## Task description
Every line that includes the word "Confession" is to be listed.

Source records

-------------------------

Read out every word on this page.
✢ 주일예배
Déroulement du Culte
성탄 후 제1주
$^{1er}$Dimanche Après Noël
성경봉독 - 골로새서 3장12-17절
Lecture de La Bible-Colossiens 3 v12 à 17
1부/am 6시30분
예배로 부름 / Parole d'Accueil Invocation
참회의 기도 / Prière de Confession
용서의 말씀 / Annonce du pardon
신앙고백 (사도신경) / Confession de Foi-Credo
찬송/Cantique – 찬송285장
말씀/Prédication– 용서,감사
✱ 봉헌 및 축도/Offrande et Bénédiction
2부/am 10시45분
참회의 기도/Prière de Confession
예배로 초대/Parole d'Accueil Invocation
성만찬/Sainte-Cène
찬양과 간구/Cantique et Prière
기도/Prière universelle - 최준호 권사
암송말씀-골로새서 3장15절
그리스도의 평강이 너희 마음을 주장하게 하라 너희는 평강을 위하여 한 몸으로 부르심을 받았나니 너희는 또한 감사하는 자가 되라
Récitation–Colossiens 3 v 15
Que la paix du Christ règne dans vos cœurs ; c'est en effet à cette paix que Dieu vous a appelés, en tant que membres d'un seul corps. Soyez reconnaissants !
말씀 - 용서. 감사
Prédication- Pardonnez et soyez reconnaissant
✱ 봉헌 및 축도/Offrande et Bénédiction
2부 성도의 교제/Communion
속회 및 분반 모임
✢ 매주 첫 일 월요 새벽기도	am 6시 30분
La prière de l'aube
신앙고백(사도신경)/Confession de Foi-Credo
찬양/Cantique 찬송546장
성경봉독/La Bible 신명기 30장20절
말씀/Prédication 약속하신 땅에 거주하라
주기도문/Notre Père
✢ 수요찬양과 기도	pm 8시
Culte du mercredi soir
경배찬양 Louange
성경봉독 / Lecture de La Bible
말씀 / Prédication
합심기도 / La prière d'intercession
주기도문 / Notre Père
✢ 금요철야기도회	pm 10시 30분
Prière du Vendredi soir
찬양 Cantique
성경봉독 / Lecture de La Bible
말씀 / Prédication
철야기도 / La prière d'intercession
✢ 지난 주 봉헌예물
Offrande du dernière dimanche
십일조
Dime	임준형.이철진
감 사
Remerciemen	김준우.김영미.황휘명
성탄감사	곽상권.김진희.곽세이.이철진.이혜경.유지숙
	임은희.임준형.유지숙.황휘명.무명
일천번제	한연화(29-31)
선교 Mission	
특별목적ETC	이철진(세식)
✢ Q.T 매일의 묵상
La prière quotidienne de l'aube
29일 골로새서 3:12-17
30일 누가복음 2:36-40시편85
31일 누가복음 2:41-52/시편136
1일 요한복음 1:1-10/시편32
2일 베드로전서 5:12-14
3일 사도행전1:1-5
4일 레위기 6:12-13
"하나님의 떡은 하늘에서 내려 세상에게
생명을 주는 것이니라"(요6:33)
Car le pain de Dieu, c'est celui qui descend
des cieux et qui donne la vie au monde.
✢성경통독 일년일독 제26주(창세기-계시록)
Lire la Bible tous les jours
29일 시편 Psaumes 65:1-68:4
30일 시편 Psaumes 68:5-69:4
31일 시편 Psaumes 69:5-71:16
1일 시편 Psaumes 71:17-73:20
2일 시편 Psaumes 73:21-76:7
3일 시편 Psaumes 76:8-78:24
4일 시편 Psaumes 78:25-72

-------------------------

## Final result
참회의 기도 / Prière de Confession
신앙고백 (사도신경) / Confession de Foi-Credo
참회의 기도/Prière de Confession
신앙고백(사도신경)/Confession de Foi-Credo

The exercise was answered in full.